**What is being asked:** Copy out all of the material exactly.

**Dataset extract:**
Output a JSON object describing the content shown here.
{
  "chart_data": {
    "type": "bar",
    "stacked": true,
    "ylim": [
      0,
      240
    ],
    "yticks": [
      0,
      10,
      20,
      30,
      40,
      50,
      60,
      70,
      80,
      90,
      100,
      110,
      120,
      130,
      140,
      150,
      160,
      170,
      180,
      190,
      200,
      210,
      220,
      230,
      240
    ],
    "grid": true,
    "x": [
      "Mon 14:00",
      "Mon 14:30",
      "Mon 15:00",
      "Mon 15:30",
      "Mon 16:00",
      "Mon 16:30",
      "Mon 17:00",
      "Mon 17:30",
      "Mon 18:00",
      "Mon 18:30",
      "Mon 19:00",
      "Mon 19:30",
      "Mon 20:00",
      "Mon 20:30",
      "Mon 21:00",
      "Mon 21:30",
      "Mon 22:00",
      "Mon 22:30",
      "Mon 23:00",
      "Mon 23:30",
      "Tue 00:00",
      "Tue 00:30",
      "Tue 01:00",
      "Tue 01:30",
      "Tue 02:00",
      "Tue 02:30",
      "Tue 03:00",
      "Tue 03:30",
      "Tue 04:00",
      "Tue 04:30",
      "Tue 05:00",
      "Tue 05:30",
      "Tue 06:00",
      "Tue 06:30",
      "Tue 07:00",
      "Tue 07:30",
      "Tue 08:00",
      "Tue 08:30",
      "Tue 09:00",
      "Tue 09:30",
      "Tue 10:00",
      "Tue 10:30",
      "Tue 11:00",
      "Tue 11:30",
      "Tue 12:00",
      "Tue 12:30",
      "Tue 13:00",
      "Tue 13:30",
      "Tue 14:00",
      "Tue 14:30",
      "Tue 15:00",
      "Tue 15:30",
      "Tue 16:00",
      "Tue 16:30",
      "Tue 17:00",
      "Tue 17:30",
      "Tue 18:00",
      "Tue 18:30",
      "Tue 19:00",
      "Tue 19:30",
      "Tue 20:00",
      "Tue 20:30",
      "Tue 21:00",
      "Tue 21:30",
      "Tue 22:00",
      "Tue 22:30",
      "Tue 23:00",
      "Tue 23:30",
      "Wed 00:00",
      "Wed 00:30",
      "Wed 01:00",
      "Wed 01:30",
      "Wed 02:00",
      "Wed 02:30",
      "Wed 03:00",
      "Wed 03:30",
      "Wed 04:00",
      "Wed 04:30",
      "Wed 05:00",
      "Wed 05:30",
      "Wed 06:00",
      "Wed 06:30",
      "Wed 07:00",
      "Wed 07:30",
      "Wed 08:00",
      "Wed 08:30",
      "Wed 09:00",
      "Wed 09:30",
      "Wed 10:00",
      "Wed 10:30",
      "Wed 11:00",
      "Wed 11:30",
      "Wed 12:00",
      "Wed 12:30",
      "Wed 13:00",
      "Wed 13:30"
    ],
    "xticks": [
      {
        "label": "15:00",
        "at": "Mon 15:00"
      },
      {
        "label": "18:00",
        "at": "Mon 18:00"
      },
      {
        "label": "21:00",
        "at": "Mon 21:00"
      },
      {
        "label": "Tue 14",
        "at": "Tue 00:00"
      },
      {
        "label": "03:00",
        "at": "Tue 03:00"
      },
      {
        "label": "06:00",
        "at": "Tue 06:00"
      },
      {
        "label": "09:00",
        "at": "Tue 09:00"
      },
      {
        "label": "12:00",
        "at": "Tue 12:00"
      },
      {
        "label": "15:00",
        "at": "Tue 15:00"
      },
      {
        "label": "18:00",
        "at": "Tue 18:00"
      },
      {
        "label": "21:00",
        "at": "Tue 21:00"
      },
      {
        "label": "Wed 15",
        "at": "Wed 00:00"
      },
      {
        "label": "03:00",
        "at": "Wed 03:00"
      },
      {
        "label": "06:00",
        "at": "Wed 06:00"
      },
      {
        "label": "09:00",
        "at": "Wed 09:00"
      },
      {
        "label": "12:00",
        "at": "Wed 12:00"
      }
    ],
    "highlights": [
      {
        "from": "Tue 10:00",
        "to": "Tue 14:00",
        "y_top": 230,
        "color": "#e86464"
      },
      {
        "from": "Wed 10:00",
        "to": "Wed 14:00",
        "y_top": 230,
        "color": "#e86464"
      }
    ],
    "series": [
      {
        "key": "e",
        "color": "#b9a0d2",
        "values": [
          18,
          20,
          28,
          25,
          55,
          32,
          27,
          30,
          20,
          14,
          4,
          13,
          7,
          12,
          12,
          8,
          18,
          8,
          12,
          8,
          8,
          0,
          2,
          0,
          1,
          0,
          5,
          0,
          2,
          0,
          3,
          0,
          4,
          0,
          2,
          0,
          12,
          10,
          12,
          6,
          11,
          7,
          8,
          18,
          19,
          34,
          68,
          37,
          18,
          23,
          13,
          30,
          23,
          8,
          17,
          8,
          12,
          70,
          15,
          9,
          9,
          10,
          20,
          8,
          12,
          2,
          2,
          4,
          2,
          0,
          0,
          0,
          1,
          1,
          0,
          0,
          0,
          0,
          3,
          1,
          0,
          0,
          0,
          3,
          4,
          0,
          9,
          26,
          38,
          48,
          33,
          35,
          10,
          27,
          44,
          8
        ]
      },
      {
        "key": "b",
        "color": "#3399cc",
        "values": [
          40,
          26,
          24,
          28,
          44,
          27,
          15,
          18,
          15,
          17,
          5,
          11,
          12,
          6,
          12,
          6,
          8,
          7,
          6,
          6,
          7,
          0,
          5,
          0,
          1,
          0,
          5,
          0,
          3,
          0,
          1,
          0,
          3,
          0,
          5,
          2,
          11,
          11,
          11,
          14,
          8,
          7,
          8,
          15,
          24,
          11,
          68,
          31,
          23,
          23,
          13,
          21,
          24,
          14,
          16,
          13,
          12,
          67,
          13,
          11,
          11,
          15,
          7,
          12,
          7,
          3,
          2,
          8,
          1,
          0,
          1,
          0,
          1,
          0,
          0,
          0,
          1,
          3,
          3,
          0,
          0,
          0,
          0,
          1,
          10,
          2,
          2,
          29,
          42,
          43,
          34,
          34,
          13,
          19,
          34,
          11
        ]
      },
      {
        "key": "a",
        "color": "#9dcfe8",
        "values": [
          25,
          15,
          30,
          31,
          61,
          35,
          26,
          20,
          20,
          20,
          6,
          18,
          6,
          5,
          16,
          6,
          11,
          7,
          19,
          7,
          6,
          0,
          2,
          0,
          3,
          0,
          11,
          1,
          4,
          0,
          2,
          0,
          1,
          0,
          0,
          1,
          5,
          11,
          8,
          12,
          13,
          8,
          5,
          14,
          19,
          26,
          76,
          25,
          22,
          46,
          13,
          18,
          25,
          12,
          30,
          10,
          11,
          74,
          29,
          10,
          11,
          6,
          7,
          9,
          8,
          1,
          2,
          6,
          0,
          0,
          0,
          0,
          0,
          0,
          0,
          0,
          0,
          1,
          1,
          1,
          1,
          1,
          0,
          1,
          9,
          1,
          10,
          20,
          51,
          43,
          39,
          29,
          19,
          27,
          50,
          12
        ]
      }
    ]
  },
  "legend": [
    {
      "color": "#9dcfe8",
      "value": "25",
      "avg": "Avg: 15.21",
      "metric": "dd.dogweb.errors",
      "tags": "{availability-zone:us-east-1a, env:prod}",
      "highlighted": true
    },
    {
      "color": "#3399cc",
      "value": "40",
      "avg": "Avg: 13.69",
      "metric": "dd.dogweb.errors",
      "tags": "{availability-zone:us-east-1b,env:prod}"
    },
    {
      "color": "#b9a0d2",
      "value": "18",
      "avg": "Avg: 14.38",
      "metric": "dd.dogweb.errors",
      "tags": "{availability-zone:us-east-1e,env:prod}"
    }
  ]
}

**Result below:**
Output a JSON object describing the content shown here.
{
  "chart_data": {
    "type": "bar",
    "stacked": true,
    "ylim": [
      0,
      240
    ],
    "yticks": [
      0,
      10,
      20,
      30,
      40,
      50,
      60,
      70,
      80,
      90,
      100,
      110,
      120,
      130,
      140,
      150,
      160,
      170,
      180,
      190,
      200,
      210,
      220,
      230,
      240
    ],
    "grid": true,
    "x": [
      "Mon 14:00",
      "Mon 14:30",
      "Mon 15:00",
      "Mon 15:30",
      "Mon 16:00",
      "Mon 16:30",
      "Mon 17:00",
      "Mon 17:30",
      "Mon 18:00",
      "Mon 18:30",
      "Mon 19:00",
      "Mon 19:30",
      "Mon 20:00",
      "Mon 20:30",
      "Mon 21:00",
      "Mon 21:30",
      "Mon 22:00",
      "Mon 22:30",
      "Mon 23:00",
      "Mon 23:30",
      "Tue 00:00",
      "Tue 00:30",
      "Tue 01:00",
      "Tue 01:30",
      "Tue 02:00",
      "Tue 02:30",
      "Tue 03:00",
      "Tue 03:30",
      "Tue 04:00",
      "Tue 04:30",
      "Tue 05:00",
      "Tue 05:30",
      "Tue 06:00",
      "Tue 06:30",
      "Tue 07:00",
      "Tue 07:30",
      "Tue 08:00",
      "Tue 08:30",
      "Tue 09:00",
      "Tue 09:30",
      "Tue 10:00",
      "Tue 10:30",
      "Tue 11:00",
      "Tue 11:30",
      "Tue 12:00",
      "Tue 12:30",
      "Tue 13:00",
      "Tue 13:30",
      "Tue 14:00",
      "Tue 14:30",
      "Tue 15:00",
      "Tue 15:30",
      "Tue 16:00",
      "Tue 16:30",
      "Tue 17:00",
      "Tue 17:30",
      "Tue 18:00",
      "Tue 18:30",
      "Tue 19:00",
      "Tue 19:30",
      "Tue 20:00",
      "Tue 20:30",
      "Tue 21:00",
      "Tue 21:30",
      "Tue 22:00",
      "Tue 22:30",
      "Tue 23:00",
      "Tue 23:30",
      "Wed 00:00",
      "Wed 00:30",
      "Wed 01:00",
      "Wed 01:30",
      "Wed 02:00",
      "Wed 02:30",
      "Wed 03:00",
      "Wed 03:30",
      "Wed 04:00",
      "Wed 04:30",
      "Wed 05:00",
      "Wed 05:30",
      "Wed 06:00",
      "Wed 06:30",
      "Wed 07:00",
      "Wed 07:30",
      "Wed 08:00",
      "Wed 08:30",
      "Wed 09:00",
      "Wed 09:30",
      "Wed 10:00",
      "Wed 10:30",
      "Wed 11:00",
      "Wed 11:30",
      "Wed 12:00",
      "Wed 12:30",
      "Wed 13:00",
      "Wed 13:30"
    ],
    "xticks": [
      {
        "label": "15:00",
        "at": "Mon 15:00"
      },
      {
        "label": "18:00",
        "at": "Mon 18:00"
      },
      {
        "label": "21:00",
        "at": "Mon 21:00"
      },
      {
        "label": "Tue 14",
        "at": "Tue 00:00"
      },
      {
        "label": "03:00",
        "at": "Tue 03:00"
      },
      {
        "label": "06:00",
        "at": "Tue 06:00"
      },
      {
        "label": "09:00",
        "at": "Tue 09:00"
      },
      {
        "label": "12:00",
        "at": "Tue 12:00"
      },
      {
        "label": "15:00",
        "at": "Tue 15:00"
      },
      {
        "label": "18:00",
        "at": "Tue 18:00"
      },
      {
        "label": "21:00",
        "at": "Tue 21:00"
      },
      {
        "label": "Wed 15",
        "at": "Wed 00:00"
      },
      {
        "label": "03:00",
        "at": "Wed 03:00"
      },
      {
        "label": "06:00",
        "at": "Wed 06:00"
      },
      {
        "label": "09:00",
        "at": "Wed 09:00"
      },
      {
        "label": "12:00",
        "at": "Wed 12:00"
      }
    ],
    "highlights": [
      {
        "from": "Tue 10:00",
        "to": "Tue 14:00",
        "y_top": 230,
        "color": "#e86464"
      },
      {
        "from": "Wed 10:00",
        "to": "Wed 14:00",
        "y_top": 230,
        "color": "#e86464"
      }
    ],
    "series": [
      {
        "key": "e",
        "color": "#b9a0d2",
        "values": [
          18,
          20,
          28,
          25,
          55,
          32,
          27,
          30,
          20,
          14,
          4,
          13,
          7,
          12,
          12,
          8,
          18,
          8,
          12,
          8,
          8,
          0,
          2,
          0,
          1,
          0,
          5,
          0,
          2,
          0,
          3,
          0,
          4,
          0,
          2,
          0,
          12,
          10,
          12,
          6,
          11,
          7,
          8,
          18,
          19,
          34,
          68,
          37,
          18,
          23,
          13,
          30,
          23,
          8,
          17,
          8,
          12,
          70,
          15,
          9,
          9,
          10,
          20,
          8,
          12,
          2,
          2,
          4,
          2,
          0,
          0,
          0,
          1,
          1,
          0,
          0,
          0,
          0,
          3,
          1,
          0,
          0,
          0,
          3,
          4,
          0,
          9,
          26,
          38,
          48,
          33,
          35,
          10,
          27,
          44,
          8
        ]
      },
      {
        "key": "b",
        "color": "#3399cc",
        "values": [
          40,
          26,
          24,
          28,
          44,
          27,
          15,
          18,
          15,
          17,
          5,
          11,
          12,
          6,
          12,
          6,
          8,
          7,
          6,
          6,
          7,
          0,
          5,
          0,
          1,
          0,
          5,
          0,
          3,
          0,
          1,
          0,
          3,
          0,
          5,
          2,
          11,
          11,
          11,
          14,
          8,
          7,
          8,
          15,
          24,
          11,
          68,
          31,
          23,
          23,
          13,
          21,
          24,
          14,
          16,
          13,
          12,
          67,
          13,
          11,
          11,
          15,
          7,
          12,
          7,
          3,
          2,
          8,
          1,
          0,
          1,
          0,
          1,
          0,
          0,
          0,
          1,
          3,
          3,
          0,
          0,
          0,
          0,
          1,
          10,
          2,
          2,
          29,
          42,
          43,
          34,
          34,
          13,
          19,
          34,
          11
        ]
      },
      {
        "key": "a",
        "color": "#9dcfe8",
        "values": [
          25,
          15,
          30,
          31,
          61,
          35,
          26,
          20,
          20,
          20,
          6,
          18,
          6,
          5,
          16,
          6,
          11,
          7,
          19,
          7,
          6,
          0,
          2,
          0,
          3,
          0,
          11,
          1,
          4,
          0,
          2,
          0,
          1,
          0,
          0,
          1,
          5,
          11,
          8,
          12,
          13,
          8,
          5,
          14,
          19,
          26,
          76,
          25,
          22,
          46,
          13,
          18,
          25,
          12,
          30,
          10,
          11,
          74,
          29,
          10,
          11,
          6,
          7,
          9,
          8,
          1,
          2,
          6,
          0,
          0,
          0,
          0,
          0,
          0,
          0,
          0,
          0,
          1,
          1,
          1,
          1,
          1,
          0,
          1,
          9,
          1,
          10,
          20,
          51,
          43,
          39,
          29,
          19,
          27,
          50,
          12
        ]
      }
    ]
  },
  "legend": [
    {
      "color": "#9dcfe8",
      "value": "25",
      "avg": "Avg: 15.21",
      "metric": "dd.dogweb.errors",
      "tags": "{availability-zone:us-east-1a, env:prod}",
      "highlighted": true
    },
    {
      "color": "#3399cc",
      "value": "40",
      "avg": "Avg: 13.69",
      "metric": "dd.dogweb.errors",
      "tags": "{availability-zone:us-east-1b,env:prod}"
    },
    {
      "color": "#b9a0d2",
      "value": "18",
      "avg": "Avg: 14.38",
      "metric": "dd.dogweb.errors",
      "tags": "{availability-zone:us-east-1e,env:prod}"
    }
  ]
}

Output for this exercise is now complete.